* REQUEST:
Transcribe all of the material exactly, except for its pictures.

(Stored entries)
***
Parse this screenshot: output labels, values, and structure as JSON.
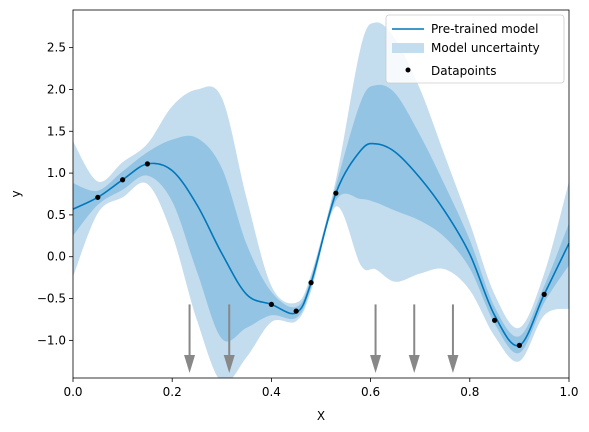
{
  "chart_data": {
    "type": "line",
    "xlabel": "X",
    "ylabel": "y",
    "xlim": [
      0.0,
      1.0
    ],
    "ylim": [
      -1.45,
      2.95
    ],
    "xticks": [
      "0.0",
      "0.2",
      "0.4",
      "0.6",
      "0.8",
      "1.0"
    ],
    "yticks": [
      "−1.0",
      "−0.5",
      "0.0",
      "0.5",
      "1.0",
      "1.5",
      "2.0",
      "2.5"
    ],
    "grid": false,
    "legend_position": "top-right",
    "legend": [
      "Pre-trained model",
      "Model uncertainty",
      "Datapoints"
    ],
    "colors": {
      "line": "#0077bb",
      "band_outer": "#c3dcee",
      "band_inner": "#94c4e3",
      "points": "#000000",
      "arrows": "#888888"
    },
    "mean": {
      "x": [
        0.0,
        0.05,
        0.1,
        0.15,
        0.2,
        0.25,
        0.3,
        0.35,
        0.4,
        0.45,
        0.48,
        0.53,
        0.58,
        0.61,
        0.65,
        0.7,
        0.75,
        0.8,
        0.85,
        0.9,
        0.95,
        1.0
      ],
      "y": [
        0.57,
        0.71,
        0.92,
        1.11,
        1.03,
        0.62,
        0.04,
        -0.45,
        -0.57,
        -0.67,
        -0.31,
        0.76,
        1.27,
        1.35,
        1.25,
        0.94,
        0.54,
        0.03,
        -0.7,
        -1.06,
        -0.45,
        0.16
      ]
    },
    "band_inner": {
      "upper": [
        0.88,
        0.79,
        1.02,
        1.25,
        1.4,
        1.42,
        1.06,
        0.15,
        -0.42,
        -0.6,
        -0.25,
        0.85,
        1.85,
        2.05,
        1.95,
        1.45,
        0.85,
        0.2,
        -0.6,
        -0.95,
        -0.35,
        0.4
      ],
      "lower": [
        0.25,
        0.62,
        0.8,
        0.97,
        0.66,
        -0.18,
        -0.98,
        -0.85,
        -0.7,
        -0.73,
        -0.37,
        0.67,
        0.69,
        0.65,
        0.55,
        0.43,
        0.23,
        -0.14,
        -0.8,
        -1.15,
        -0.55,
        -0.1
      ]
    },
    "band_outer": {
      "upper": [
        1.38,
        0.9,
        1.13,
        1.35,
        1.8,
        2.0,
        1.9,
        0.7,
        -0.35,
        -0.55,
        -0.21,
        0.92,
        2.5,
        2.8,
        2.6,
        2.0,
        1.2,
        0.4,
        -0.45,
        -0.85,
        -0.2,
        0.9
      ],
      "lower": [
        -0.24,
        0.52,
        0.71,
        0.87,
        0.26,
        -0.76,
        -1.5,
        -1.2,
        -0.78,
        -0.77,
        -0.41,
        0.6,
        -0.1,
        -0.15,
        -0.3,
        -0.2,
        -0.15,
        -0.4,
        -0.95,
        -1.25,
        -0.7,
        -0.62
      ]
    },
    "datapoints": {
      "x": [
        0.05,
        0.1,
        0.15,
        0.4,
        0.45,
        0.48,
        0.53,
        0.85,
        0.9,
        0.95
      ],
      "y": [
        0.71,
        0.92,
        1.11,
        -0.57,
        -0.65,
        -0.31,
        0.76,
        -0.76,
        -1.06,
        -0.45
      ]
    },
    "arrows": {
      "x": [
        0.235,
        0.315,
        0.61,
        0.688,
        0.766
      ],
      "y_top": -0.57,
      "y_tip": -1.39
    }
  }
}
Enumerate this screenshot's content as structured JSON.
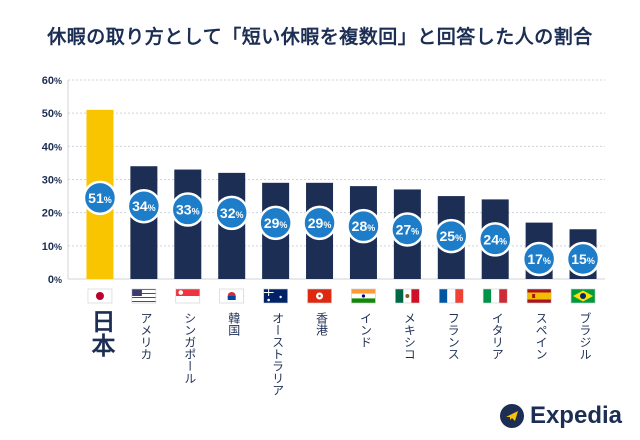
{
  "title": "休暇の取り方として「短い休暇を複数回」と回答した人の割合",
  "brand": {
    "name": "Expedia",
    "logo_icon": "plane-icon"
  },
  "colors": {
    "highlight": "#F9C400",
    "bar": "#1D2E54",
    "bubble": "#1E7DC8",
    "grid": "#cfd3da",
    "text": "#1d2e54"
  },
  "chart_data": {
    "type": "bar",
    "title": "休暇の取り方として「短い休暇を複数回」と回答した人の割合",
    "categories": [
      "日本",
      "アメリカ",
      "シンガポール",
      "韓国",
      "オーストラリア",
      "香港",
      "インド",
      "メキシコ",
      "フランス",
      "イタリア",
      "スペイン",
      "ブラジル"
    ],
    "values": [
      51,
      34,
      33,
      32,
      29,
      29,
      28,
      27,
      25,
      24,
      17,
      15
    ],
    "data_labels": [
      "51",
      "34",
      "33",
      "32",
      "29",
      "29",
      "28",
      "27",
      "25",
      "24",
      "17",
      "15"
    ],
    "unit": "%",
    "ylim": [
      0,
      60
    ],
    "yticks": [
      "0%",
      "10%",
      "20%",
      "30%",
      "40%",
      "50%",
      "60%"
    ],
    "grid": true,
    "highlight_category": "日本",
    "flags": [
      "flag-japan-icon",
      "flag-usa-icon",
      "flag-singapore-icon",
      "flag-korea-icon",
      "flag-australia-icon",
      "flag-hongkong-icon",
      "flag-india-icon",
      "flag-mexico-icon",
      "flag-france-icon",
      "flag-italy-icon",
      "flag-spain-icon",
      "flag-brazil-icon"
    ]
  }
}
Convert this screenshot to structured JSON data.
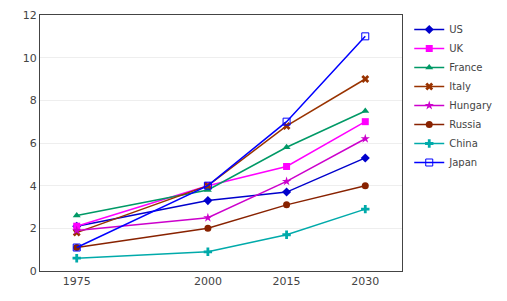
{
  "chart_data": {
    "type": "line",
    "x": [
      1975,
      2000,
      2015,
      2030
    ],
    "series": [
      {
        "name": "US",
        "values": [
          2.1,
          3.3,
          3.7,
          5.3
        ],
        "color": "#0000CC",
        "marker": "diamond"
      },
      {
        "name": "UK",
        "values": [
          2.1,
          4.0,
          4.9,
          7.0
        ],
        "color": "#FF00FF",
        "marker": "square"
      },
      {
        "name": "France",
        "values": [
          2.6,
          3.8,
          5.8,
          7.5
        ],
        "color": "#009966",
        "marker": "triangle-up"
      },
      {
        "name": "Italy",
        "values": [
          1.8,
          4.0,
          6.8,
          9.0
        ],
        "color": "#993300",
        "marker": "x"
      },
      {
        "name": "Hungary",
        "values": [
          1.9,
          2.5,
          4.2,
          6.2
        ],
        "color": "#CC00CC",
        "marker": "star"
      },
      {
        "name": "Russia",
        "values": [
          1.1,
          2.0,
          3.1,
          4.0
        ],
        "color": "#882200",
        "marker": "circle"
      },
      {
        "name": "China",
        "values": [
          0.6,
          0.9,
          1.7,
          2.9
        ],
        "color": "#00AAAA",
        "marker": "cross"
      },
      {
        "name": "Japan",
        "values": [
          1.1,
          4.0,
          7.0,
          11.0
        ],
        "color": "#0000FF",
        "marker": "square-open"
      }
    ],
    "xlim": [
      1968,
      2037
    ],
    "xticks": [
      1975,
      2000,
      2015,
      2030
    ],
    "ylim": [
      0,
      12
    ],
    "yticks": [
      0,
      2,
      4,
      6,
      8,
      10,
      12
    ],
    "grid": "y",
    "legend": "right"
  }
}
***
* EXERCISE ANSWER:
Parse this screenshot: output labels, values, and structure as JSON.
{
  "chart_data": {
    "type": "line",
    "xlabel": "X",
    "ylabel": "y",
    "xlim": [
      0.0,
      1.0
    ],
    "ylim": [
      -1.45,
      2.95
    ],
    "xticks": [
      "0.0",
      "0.2",
      "0.4",
      "0.6",
      "0.8",
      "1.0"
    ],
    "yticks": [
      "−1.0",
      "−0.5",
      "0.0",
      "0.5",
      "1.0",
      "1.5",
      "2.0",
      "2.5"
    ],
    "grid": false,
    "legend_position": "top-right",
    "legend": [
      "Pre-trained model",
      "Model uncertainty",
      "Datapoints"
    ],
    "colors": {
      "line": "#0077bb",
      "band_outer": "#c3dcee",
      "band_inner": "#94c4e3",
      "points": "#000000",
      "arrows": "#888888"
    },
    "mean": {
      "x": [
        0.0,
        0.05,
        0.1,
        0.15,
        0.2,
        0.25,
        0.3,
        0.35,
        0.4,
        0.45,
        0.48,
        0.53,
        0.58,
        0.61,
        0.65,
        0.7,
        0.75,
        0.8,
        0.85,
        0.9,
        0.95,
        1.0
      ],
      "y": [
        0.57,
        0.71,
        0.92,
        1.11,
        1.03,
        0.62,
        0.04,
        -0.45,
        -0.57,
        -0.67,
        -0.31,
        0.76,
        1.27,
        1.35,
        1.25,
        0.94,
        0.54,
        0.03,
        -0.7,
        -1.06,
        -0.45,
        0.16
      ]
    },
    "band_inner": {
      "upper": [
        0.88,
        0.79,
        1.02,
        1.25,
        1.4,
        1.42,
        1.06,
        0.15,
        -0.42,
        -0.6,
        -0.25,
        0.85,
        1.85,
        2.05,
        1.95,
        1.45,
        0.85,
        0.2,
        -0.6,
        -0.95,
        -0.35,
        0.4
      ],
      "lower": [
        0.25,
        0.62,
        0.8,
        0.97,
        0.66,
        -0.18,
        -0.98,
        -0.85,
        -0.7,
        -0.73,
        -0.37,
        0.67,
        0.69,
        0.65,
        0.55,
        0.43,
        0.23,
        -0.14,
        -0.8,
        -1.15,
        -0.55,
        -0.1
      ]
    },
    "band_outer": {
      "upper": [
        1.38,
        0.9,
        1.13,
        1.35,
        1.8,
        2.0,
        1.9,
        0.7,
        -0.35,
        -0.55,
        -0.21,
        0.92,
        2.5,
        2.8,
        2.6,
        2.0,
        1.2,
        0.4,
        -0.45,
        -0.85,
        -0.2,
        0.9
      ],
      "lower": [
        -0.24,
        0.52,
        0.71,
        0.87,
        0.26,
        -0.76,
        -1.5,
        -1.2,
        -0.78,
        -0.77,
        -0.41,
        0.6,
        -0.1,
        -0.15,
        -0.3,
        -0.2,
        -0.15,
        -0.4,
        -0.95,
        -1.25,
        -0.7,
        -0.62
      ]
    },
    "datapoints": {
      "x": [
        0.05,
        0.1,
        0.15,
        0.4,
        0.45,
        0.48,
        0.53,
        0.85,
        0.9,
        0.95
      ],
      "y": [
        0.71,
        0.92,
        1.11,
        -0.57,
        -0.65,
        -0.31,
        0.76,
        -0.76,
        -1.06,
        -0.45
      ]
    },
    "arrows": {
      "x": [
        0.235,
        0.315,
        0.61,
        0.688,
        0.766
      ],
      "y_top": -0.57,
      "y_tip": -1.39
    }
  }
}
Enumerate this screenshot's content as structured JSON.
{
  "title": "休暇の取り方として「短い休暇を複数回」と回答した人の割合",
  "brand": {
    "name": "Expedia",
    "logo_icon": "plane-icon"
  },
  "colors": {
    "highlight": "#F9C400",
    "bar": "#1D2E54",
    "bubble": "#1E7DC8",
    "grid": "#cfd3da",
    "text": "#1d2e54"
  },
  "chart_data": {
    "type": "bar",
    "title": "休暇の取り方として「短い休暇を複数回」と回答した人の割合",
    "categories": [
      "日本",
      "アメリカ",
      "シンガポール",
      "韓国",
      "オーストラリア",
      "香港",
      "インド",
      "メキシコ",
      "フランス",
      "イタリア",
      "スペイン",
      "ブラジル"
    ],
    "values": [
      51,
      34,
      33,
      32,
      29,
      29,
      28,
      27,
      25,
      24,
      17,
      15
    ],
    "data_labels": [
      "51",
      "34",
      "33",
      "32",
      "29",
      "29",
      "28",
      "27",
      "25",
      "24",
      "17",
      "15"
    ],
    "unit": "%",
    "ylim": [
      0,
      60
    ],
    "yticks": [
      "0%",
      "10%",
      "20%",
      "30%",
      "40%",
      "50%",
      "60%"
    ],
    "grid": true,
    "highlight_category": "日本",
    "flags": [
      "flag-japan-icon",
      "flag-usa-icon",
      "flag-singapore-icon",
      "flag-korea-icon",
      "flag-australia-icon",
      "flag-hongkong-icon",
      "flag-india-icon",
      "flag-mexico-icon",
      "flag-france-icon",
      "flag-italy-icon",
      "flag-spain-icon",
      "flag-brazil-icon"
    ]
  }
}
Convert this screenshot to structured JSON data.
{
  "chart_data": {
    "type": "line",
    "x": [
      1975,
      2000,
      2015,
      2030
    ],
    "series": [
      {
        "name": "US",
        "values": [
          2.1,
          3.3,
          3.7,
          5.3
        ],
        "color": "#0000CC",
        "marker": "diamond"
      },
      {
        "name": "UK",
        "values": [
          2.1,
          4.0,
          4.9,
          7.0
        ],
        "color": "#FF00FF",
        "marker": "square"
      },
      {
        "name": "France",
        "values": [
          2.6,
          3.8,
          5.8,
          7.5
        ],
        "color": "#009966",
        "marker": "triangle-up"
      },
      {
        "name": "Italy",
        "values": [
          1.8,
          4.0,
          6.8,
          9.0
        ],
        "color": "#993300",
        "marker": "x"
      },
      {
        "name": "Hungary",
        "values": [
          1.9,
          2.5,
          4.2,
          6.2
        ],
        "color": "#CC00CC",
        "marker": "star"
      },
      {
        "name": "Russia",
        "values": [
          1.1,
          2.0,
          3.1,
          4.0
        ],
        "color": "#882200",
        "marker": "circle"
      },
      {
        "name": "China",
        "values": [
          0.6,
          0.9,
          1.7,
          2.9
        ],
        "color": "#00AAAA",
        "marker": "cross"
      },
      {
        "name": "Japan",
        "values": [
          1.1,
          4.0,
          7.0,
          11.0
        ],
        "color": "#0000FF",
        "marker": "square-open"
      }
    ],
    "xlim": [
      1968,
      2037
    ],
    "xticks": [
      1975,
      2000,
      2015,
      2030
    ],
    "ylim": [
      0,
      12
    ],
    "yticks": [
      0,
      2,
      4,
      6,
      8,
      10,
      12
    ],
    "grid": "y",
    "legend": "right"
  }
}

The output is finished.